[Stored data]
(begin)

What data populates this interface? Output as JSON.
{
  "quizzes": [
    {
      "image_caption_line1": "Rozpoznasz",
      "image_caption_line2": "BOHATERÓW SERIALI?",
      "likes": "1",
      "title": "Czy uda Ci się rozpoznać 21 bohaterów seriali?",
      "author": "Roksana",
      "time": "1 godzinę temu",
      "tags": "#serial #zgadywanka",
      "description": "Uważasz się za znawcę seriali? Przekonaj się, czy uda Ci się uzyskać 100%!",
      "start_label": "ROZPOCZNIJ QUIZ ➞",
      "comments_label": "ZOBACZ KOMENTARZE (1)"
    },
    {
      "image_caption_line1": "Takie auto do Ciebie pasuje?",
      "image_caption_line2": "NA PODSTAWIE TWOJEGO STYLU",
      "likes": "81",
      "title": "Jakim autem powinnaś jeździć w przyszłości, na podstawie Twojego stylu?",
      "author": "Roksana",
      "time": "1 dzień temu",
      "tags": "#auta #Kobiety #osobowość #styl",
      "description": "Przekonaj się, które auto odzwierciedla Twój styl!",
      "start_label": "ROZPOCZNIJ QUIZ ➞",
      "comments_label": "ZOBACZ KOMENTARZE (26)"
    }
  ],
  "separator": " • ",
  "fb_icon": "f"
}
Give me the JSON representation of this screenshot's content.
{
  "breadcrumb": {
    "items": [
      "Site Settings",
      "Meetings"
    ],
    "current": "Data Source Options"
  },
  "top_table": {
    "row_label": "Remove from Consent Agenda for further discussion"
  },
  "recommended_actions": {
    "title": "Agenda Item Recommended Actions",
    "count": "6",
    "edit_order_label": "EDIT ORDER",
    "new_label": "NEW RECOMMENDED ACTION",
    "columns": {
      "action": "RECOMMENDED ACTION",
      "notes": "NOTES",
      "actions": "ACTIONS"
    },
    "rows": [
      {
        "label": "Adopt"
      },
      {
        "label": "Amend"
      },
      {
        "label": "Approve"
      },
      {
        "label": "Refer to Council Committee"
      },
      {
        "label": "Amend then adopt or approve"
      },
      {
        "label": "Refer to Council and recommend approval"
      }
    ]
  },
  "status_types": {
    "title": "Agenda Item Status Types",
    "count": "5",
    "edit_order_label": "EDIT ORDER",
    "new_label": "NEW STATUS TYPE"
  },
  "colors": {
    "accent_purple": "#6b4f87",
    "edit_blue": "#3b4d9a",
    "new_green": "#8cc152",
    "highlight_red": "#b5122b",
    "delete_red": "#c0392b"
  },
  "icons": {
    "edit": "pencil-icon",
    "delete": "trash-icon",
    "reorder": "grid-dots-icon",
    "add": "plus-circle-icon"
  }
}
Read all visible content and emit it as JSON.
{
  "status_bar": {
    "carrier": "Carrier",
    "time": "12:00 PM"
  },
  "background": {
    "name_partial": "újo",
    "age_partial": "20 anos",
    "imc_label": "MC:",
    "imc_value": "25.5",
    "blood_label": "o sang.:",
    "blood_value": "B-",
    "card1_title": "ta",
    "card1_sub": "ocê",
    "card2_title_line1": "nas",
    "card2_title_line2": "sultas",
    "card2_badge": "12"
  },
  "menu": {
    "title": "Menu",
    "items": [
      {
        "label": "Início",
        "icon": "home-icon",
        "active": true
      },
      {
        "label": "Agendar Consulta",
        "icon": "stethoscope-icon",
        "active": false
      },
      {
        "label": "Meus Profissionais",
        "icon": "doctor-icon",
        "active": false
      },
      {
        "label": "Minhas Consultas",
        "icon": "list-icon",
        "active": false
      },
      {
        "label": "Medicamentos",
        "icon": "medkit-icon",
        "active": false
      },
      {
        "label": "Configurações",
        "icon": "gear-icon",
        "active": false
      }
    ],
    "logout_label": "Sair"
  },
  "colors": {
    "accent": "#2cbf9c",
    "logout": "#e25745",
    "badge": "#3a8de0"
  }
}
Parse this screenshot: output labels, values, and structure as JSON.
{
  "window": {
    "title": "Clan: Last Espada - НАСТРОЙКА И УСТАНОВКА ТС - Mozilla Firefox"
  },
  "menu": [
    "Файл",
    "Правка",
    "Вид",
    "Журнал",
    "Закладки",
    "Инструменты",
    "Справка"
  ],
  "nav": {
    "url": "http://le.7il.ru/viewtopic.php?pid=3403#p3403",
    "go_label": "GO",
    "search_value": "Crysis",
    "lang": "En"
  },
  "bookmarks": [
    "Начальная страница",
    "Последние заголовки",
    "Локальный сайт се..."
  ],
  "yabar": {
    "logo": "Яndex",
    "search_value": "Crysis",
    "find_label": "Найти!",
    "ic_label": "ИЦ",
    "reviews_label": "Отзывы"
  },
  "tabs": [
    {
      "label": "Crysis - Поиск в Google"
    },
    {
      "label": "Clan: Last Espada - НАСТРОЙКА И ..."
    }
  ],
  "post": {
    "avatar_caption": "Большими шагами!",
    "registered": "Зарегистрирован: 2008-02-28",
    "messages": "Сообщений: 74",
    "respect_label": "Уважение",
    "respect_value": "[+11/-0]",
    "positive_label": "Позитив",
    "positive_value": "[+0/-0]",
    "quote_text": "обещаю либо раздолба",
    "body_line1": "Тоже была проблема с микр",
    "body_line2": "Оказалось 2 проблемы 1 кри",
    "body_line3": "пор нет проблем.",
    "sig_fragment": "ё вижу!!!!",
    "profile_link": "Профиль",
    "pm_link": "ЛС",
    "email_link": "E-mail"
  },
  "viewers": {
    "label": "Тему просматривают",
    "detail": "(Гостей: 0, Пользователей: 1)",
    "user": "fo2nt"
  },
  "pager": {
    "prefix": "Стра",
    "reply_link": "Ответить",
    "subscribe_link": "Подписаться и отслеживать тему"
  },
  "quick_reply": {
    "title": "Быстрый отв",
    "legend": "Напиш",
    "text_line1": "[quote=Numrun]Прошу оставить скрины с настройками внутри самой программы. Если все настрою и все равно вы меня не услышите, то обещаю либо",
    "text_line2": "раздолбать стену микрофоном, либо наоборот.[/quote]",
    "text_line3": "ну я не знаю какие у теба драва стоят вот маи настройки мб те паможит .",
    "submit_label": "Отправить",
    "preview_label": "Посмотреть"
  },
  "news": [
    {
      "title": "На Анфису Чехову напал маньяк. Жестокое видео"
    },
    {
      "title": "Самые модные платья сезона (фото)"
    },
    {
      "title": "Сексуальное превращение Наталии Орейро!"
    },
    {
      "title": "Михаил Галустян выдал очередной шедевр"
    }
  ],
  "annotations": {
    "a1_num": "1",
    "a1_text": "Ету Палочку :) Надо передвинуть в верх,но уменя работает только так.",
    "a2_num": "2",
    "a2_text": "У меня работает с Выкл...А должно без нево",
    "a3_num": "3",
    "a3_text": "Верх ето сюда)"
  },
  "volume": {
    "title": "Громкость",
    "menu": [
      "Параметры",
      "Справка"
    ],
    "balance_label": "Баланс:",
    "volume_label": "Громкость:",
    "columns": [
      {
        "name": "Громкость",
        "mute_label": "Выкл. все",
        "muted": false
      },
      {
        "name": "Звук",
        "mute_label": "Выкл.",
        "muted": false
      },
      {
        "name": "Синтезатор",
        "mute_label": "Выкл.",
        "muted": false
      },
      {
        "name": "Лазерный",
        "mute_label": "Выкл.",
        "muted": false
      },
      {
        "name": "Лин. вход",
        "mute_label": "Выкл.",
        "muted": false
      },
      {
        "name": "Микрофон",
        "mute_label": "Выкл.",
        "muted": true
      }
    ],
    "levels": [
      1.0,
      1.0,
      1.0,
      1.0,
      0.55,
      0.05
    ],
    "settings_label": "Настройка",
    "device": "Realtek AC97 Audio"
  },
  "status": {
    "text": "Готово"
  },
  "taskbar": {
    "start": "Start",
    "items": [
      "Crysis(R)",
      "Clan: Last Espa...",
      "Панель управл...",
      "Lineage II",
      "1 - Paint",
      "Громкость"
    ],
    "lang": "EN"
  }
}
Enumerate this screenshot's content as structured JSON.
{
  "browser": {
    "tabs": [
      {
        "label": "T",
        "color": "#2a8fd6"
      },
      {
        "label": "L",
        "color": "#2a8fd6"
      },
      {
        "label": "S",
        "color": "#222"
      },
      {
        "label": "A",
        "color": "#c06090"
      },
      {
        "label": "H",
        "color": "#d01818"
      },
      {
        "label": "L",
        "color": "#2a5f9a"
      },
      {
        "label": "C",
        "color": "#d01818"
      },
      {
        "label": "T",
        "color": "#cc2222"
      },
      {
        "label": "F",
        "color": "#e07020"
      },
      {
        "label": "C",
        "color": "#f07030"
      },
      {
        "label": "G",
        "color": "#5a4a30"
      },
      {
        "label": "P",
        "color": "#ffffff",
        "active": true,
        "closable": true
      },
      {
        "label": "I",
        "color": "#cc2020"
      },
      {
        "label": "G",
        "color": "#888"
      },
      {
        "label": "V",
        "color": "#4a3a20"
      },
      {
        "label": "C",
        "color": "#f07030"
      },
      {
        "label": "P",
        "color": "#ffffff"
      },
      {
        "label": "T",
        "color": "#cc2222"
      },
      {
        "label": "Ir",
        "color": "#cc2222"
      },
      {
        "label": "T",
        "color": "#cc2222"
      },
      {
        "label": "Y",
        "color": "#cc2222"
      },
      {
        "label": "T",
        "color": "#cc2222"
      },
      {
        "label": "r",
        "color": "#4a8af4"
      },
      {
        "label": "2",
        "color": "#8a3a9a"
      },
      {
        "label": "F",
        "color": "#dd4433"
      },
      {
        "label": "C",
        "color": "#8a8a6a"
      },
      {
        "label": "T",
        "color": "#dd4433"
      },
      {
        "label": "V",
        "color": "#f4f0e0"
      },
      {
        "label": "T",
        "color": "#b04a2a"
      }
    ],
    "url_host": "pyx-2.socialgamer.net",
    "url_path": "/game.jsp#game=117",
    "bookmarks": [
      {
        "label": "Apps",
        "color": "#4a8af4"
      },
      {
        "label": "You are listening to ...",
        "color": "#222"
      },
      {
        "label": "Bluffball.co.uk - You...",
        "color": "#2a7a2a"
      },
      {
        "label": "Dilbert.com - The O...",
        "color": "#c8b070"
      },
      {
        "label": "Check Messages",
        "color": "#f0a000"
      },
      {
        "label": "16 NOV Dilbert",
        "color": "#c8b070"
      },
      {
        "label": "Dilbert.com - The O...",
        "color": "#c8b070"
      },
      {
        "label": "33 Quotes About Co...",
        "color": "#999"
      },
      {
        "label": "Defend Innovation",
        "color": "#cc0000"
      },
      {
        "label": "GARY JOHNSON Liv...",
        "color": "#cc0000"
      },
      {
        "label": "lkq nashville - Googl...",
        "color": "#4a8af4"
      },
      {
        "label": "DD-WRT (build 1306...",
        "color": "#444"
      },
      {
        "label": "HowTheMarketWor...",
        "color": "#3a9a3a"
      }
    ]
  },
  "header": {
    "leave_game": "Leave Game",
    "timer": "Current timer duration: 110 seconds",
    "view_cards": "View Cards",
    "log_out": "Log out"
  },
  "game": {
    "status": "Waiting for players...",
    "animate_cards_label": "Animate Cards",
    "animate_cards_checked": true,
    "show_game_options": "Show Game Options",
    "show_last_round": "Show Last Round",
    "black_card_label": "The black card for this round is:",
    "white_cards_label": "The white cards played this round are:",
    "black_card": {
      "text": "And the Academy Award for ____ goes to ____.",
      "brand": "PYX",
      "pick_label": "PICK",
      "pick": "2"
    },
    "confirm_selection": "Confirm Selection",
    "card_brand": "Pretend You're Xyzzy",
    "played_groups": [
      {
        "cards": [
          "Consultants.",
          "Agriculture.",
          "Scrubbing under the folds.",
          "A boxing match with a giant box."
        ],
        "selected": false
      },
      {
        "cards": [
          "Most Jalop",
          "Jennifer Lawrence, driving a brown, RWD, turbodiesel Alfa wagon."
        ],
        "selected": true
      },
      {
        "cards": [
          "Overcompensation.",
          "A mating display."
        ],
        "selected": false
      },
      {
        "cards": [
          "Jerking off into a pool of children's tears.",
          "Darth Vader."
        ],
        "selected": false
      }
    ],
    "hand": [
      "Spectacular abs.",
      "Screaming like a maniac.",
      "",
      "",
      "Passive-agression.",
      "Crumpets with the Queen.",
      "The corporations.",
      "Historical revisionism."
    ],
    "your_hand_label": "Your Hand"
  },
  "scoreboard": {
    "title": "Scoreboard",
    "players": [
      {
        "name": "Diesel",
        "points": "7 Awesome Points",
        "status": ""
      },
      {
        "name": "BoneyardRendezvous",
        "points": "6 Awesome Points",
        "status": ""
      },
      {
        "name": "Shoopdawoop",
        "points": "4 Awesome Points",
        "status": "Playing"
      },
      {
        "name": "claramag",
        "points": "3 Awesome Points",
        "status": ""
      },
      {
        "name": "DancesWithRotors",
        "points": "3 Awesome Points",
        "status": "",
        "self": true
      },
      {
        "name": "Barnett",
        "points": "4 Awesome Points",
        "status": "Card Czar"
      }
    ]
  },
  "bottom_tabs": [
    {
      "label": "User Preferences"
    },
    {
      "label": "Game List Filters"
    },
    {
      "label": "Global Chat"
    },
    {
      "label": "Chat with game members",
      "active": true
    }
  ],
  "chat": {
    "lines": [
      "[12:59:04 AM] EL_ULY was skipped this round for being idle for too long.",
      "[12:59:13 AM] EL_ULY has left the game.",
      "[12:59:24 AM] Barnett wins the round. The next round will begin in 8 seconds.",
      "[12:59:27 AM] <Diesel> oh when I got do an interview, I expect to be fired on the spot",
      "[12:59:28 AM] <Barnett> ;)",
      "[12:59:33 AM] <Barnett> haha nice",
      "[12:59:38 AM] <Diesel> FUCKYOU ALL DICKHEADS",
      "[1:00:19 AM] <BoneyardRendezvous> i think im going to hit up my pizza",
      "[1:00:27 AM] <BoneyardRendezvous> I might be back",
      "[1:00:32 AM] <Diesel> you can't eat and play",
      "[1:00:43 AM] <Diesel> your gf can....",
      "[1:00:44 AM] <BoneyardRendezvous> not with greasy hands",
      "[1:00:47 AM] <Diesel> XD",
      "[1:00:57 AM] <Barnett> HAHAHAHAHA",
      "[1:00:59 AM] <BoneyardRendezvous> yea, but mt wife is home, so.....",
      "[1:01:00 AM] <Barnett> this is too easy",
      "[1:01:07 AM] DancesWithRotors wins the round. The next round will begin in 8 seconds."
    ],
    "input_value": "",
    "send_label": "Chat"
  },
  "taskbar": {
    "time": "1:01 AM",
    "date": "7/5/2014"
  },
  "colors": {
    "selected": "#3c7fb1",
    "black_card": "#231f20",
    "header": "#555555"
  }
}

(end)

EXERCISE GOAL. In the listing above, locate each line with "Amend" and copy it.

COMPLETED EXERCISE.
        "label": "Amend"
        "label": "Amend then adopt or approve"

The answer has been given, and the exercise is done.